# Supplied entries start

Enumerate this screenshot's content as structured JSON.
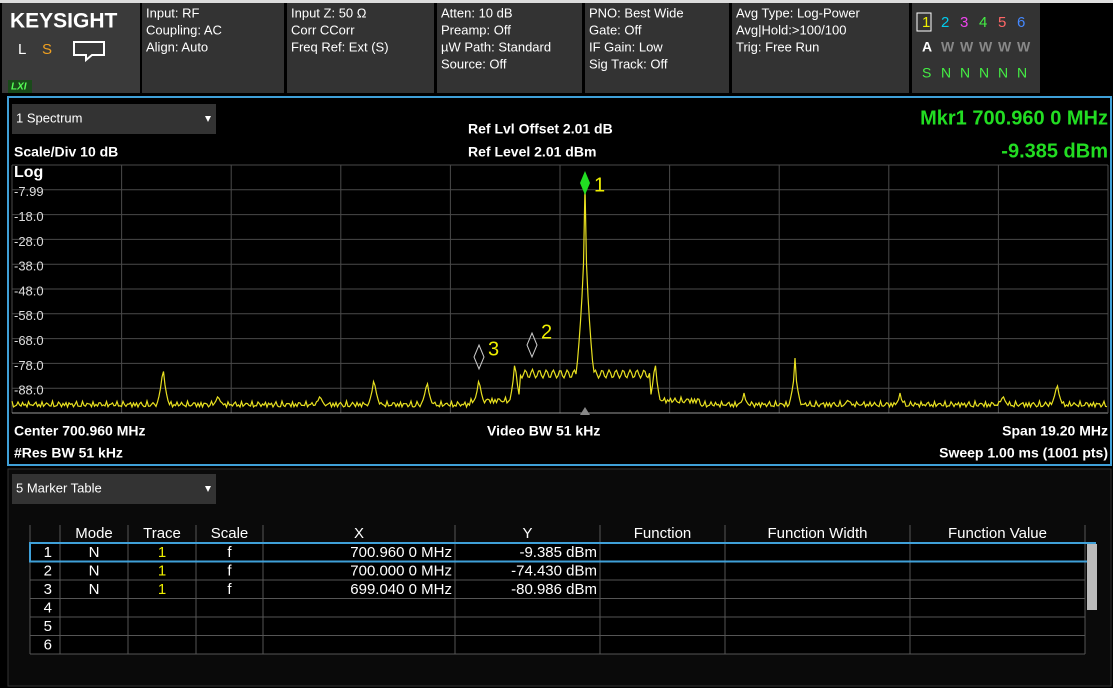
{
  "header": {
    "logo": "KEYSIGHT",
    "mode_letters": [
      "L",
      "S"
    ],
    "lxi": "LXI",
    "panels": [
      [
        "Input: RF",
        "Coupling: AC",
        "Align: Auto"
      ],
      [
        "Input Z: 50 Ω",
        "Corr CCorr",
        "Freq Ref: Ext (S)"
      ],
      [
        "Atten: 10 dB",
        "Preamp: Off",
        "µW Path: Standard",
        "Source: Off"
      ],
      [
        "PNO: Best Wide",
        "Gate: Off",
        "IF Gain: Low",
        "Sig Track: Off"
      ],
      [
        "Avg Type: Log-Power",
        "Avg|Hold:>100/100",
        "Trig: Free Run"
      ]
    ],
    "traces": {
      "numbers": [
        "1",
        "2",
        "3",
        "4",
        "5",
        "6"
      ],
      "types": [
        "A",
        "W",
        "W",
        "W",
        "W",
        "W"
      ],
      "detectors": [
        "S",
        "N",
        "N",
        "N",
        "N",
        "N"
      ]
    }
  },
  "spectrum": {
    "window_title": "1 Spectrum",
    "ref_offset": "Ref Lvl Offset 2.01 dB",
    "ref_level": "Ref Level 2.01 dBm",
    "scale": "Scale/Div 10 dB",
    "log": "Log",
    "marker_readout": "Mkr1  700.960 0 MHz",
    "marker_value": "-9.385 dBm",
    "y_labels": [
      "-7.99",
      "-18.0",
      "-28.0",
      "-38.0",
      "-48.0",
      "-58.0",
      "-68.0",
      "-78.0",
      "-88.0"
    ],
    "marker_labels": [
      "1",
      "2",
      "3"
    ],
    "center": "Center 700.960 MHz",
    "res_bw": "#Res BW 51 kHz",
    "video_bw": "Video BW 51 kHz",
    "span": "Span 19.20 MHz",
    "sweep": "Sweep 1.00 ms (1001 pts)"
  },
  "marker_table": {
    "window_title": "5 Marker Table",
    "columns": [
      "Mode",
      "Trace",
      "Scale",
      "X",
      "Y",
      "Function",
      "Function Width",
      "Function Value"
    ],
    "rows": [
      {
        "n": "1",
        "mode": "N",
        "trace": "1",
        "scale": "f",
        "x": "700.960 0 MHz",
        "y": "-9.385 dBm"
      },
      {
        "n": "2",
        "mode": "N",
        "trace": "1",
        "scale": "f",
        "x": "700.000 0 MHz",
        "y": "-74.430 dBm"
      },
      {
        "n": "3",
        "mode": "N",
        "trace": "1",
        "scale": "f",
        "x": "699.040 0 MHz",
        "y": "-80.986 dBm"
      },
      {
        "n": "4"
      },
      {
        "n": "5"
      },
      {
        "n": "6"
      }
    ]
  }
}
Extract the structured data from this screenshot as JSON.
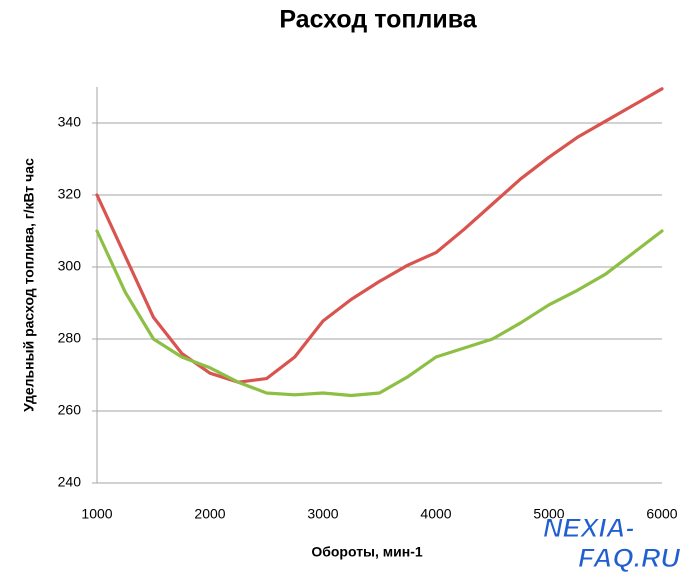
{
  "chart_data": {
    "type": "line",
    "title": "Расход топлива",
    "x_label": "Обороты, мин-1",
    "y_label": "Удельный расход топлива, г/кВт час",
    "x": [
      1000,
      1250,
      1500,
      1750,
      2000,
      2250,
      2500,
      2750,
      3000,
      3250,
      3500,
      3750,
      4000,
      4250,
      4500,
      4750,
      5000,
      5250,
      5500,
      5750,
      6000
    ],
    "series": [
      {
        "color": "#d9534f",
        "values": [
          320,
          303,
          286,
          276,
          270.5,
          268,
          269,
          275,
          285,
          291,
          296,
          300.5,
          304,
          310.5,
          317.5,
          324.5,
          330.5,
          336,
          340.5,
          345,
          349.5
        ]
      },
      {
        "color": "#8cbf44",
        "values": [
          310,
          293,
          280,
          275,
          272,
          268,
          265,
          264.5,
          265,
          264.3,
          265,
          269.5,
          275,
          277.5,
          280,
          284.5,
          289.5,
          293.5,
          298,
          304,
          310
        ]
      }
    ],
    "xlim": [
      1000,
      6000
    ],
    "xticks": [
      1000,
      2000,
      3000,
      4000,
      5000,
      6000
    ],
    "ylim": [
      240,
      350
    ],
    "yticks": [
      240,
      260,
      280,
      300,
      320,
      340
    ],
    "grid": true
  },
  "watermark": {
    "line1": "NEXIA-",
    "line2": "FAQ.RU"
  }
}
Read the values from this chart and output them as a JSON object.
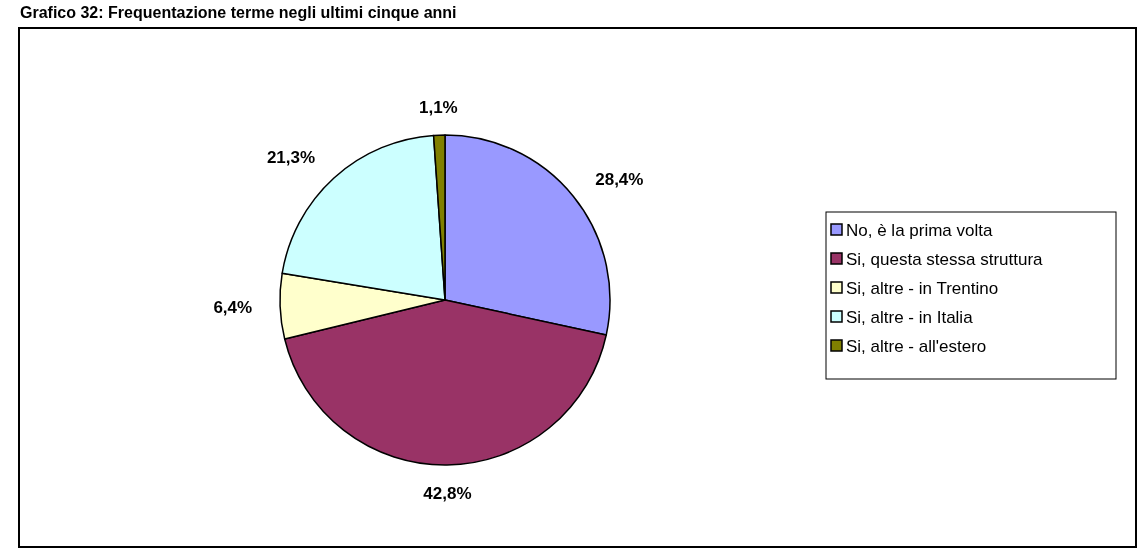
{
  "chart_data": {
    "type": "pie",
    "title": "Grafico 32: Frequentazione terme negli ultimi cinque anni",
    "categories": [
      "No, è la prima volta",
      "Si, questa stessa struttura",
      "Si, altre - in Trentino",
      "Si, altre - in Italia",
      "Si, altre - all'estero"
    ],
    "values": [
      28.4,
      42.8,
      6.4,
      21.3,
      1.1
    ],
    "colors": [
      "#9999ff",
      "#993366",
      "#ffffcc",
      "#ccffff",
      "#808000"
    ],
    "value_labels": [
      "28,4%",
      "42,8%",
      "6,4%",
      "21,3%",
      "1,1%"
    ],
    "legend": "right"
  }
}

# Supplied entries end

» **Task brief**:
Print out the whole of the material word for word, without pictures.

» **Solution to the problem**:
Enumerate this screenshot's content as structured JSON.
{
  "header": {
    "logo": "KEYSIGHT",
    "mode_letters": [
      "L",
      "S"
    ],
    "lxi": "LXI",
    "panels": [
      [
        "Input: RF",
        "Coupling: AC",
        "Align: Auto"
      ],
      [
        "Input Z: 50 Ω",
        "Corr CCorr",
        "Freq Ref: Ext (S)"
      ],
      [
        "Atten: 10 dB",
        "Preamp: Off",
        "µW Path: Standard",
        "Source: Off"
      ],
      [
        "PNO: Best Wide",
        "Gate: Off",
        "IF Gain: Low",
        "Sig Track: Off"
      ],
      [
        "Avg Type: Log-Power",
        "Avg|Hold:>100/100",
        "Trig: Free Run"
      ]
    ],
    "traces": {
      "numbers": [
        "1",
        "2",
        "3",
        "4",
        "5",
        "6"
      ],
      "types": [
        "A",
        "W",
        "W",
        "W",
        "W",
        "W"
      ],
      "detectors": [
        "S",
        "N",
        "N",
        "N",
        "N",
        "N"
      ]
    }
  },
  "spectrum": {
    "window_title": "1 Spectrum",
    "ref_offset": "Ref Lvl Offset 2.01 dB",
    "ref_level": "Ref Level 2.01 dBm",
    "scale": "Scale/Div 10 dB",
    "log": "Log",
    "marker_readout": "Mkr1  700.960 0 MHz",
    "marker_value": "-9.385 dBm",
    "y_labels": [
      "-7.99",
      "-18.0",
      "-28.0",
      "-38.0",
      "-48.0",
      "-58.0",
      "-68.0",
      "-78.0",
      "-88.0"
    ],
    "marker_labels": [
      "1",
      "2",
      "3"
    ],
    "center": "Center 700.960 MHz",
    "res_bw": "#Res BW 51 kHz",
    "video_bw": "Video BW 51 kHz",
    "span": "Span 19.20 MHz",
    "sweep": "Sweep 1.00 ms (1001 pts)"
  },
  "marker_table": {
    "window_title": "5 Marker Table",
    "columns": [
      "Mode",
      "Trace",
      "Scale",
      "X",
      "Y",
      "Function",
      "Function Width",
      "Function Value"
    ],
    "rows": [
      {
        "n": "1",
        "mode": "N",
        "trace": "1",
        "scale": "f",
        "x": "700.960 0 MHz",
        "y": "-9.385 dBm"
      },
      {
        "n": "2",
        "mode": "N",
        "trace": "1",
        "scale": "f",
        "x": "700.000 0 MHz",
        "y": "-74.430 dBm"
      },
      {
        "n": "3",
        "mode": "N",
        "trace": "1",
        "scale": "f",
        "x": "699.040 0 MHz",
        "y": "-80.986 dBm"
      },
      {
        "n": "4"
      },
      {
        "n": "5"
      },
      {
        "n": "6"
      }
    ]
  }
}
Extract the structured data from this screenshot as JSON.
{
  "chart_data": {
    "type": "line",
    "title": "Расход топлива",
    "x_label": "Обороты, мин-1",
    "y_label": "Удельный расход топлива, г/кВт час",
    "x": [
      1000,
      1250,
      1500,
      1750,
      2000,
      2250,
      2500,
      2750,
      3000,
      3250,
      3500,
      3750,
      4000,
      4250,
      4500,
      4750,
      5000,
      5250,
      5500,
      5750,
      6000
    ],
    "series": [
      {
        "color": "#d9534f",
        "values": [
          320,
          303,
          286,
          276,
          270.5,
          268,
          269,
          275,
          285,
          291,
          296,
          300.5,
          304,
          310.5,
          317.5,
          324.5,
          330.5,
          336,
          340.5,
          345,
          349.5
        ]
      },
      {
        "color": "#8cbf44",
        "values": [
          310,
          293,
          280,
          275,
          272,
          268,
          265,
          264.5,
          265,
          264.3,
          265,
          269.5,
          275,
          277.5,
          280,
          284.5,
          289.5,
          293.5,
          298,
          304,
          310
        ]
      }
    ],
    "xlim": [
      1000,
      6000
    ],
    "xticks": [
      1000,
      2000,
      3000,
      4000,
      5000,
      6000
    ],
    "ylim": [
      240,
      350
    ],
    "yticks": [
      240,
      260,
      280,
      300,
      320,
      340
    ],
    "grid": true
  },
  "watermark": {
    "line1": "NEXIA-",
    "line2": "FAQ.RU"
  }
}
Read the values from this chart and output them as a JSON object.
{
  "chart_data": {
    "type": "pie",
    "title": "Grafico 32: Frequentazione terme negli ultimi cinque anni",
    "categories": [
      "No, è la prima volta",
      "Si, questa stessa struttura",
      "Si, altre - in Trentino",
      "Si, altre - in Italia",
      "Si, altre - all'estero"
    ],
    "values": [
      28.4,
      42.8,
      6.4,
      21.3,
      1.1
    ],
    "colors": [
      "#9999ff",
      "#993366",
      "#ffffcc",
      "#ccffff",
      "#808000"
    ],
    "value_labels": [
      "28,4%",
      "42,8%",
      "6,4%",
      "21,3%",
      "1,1%"
    ],
    "legend": "right"
  }
}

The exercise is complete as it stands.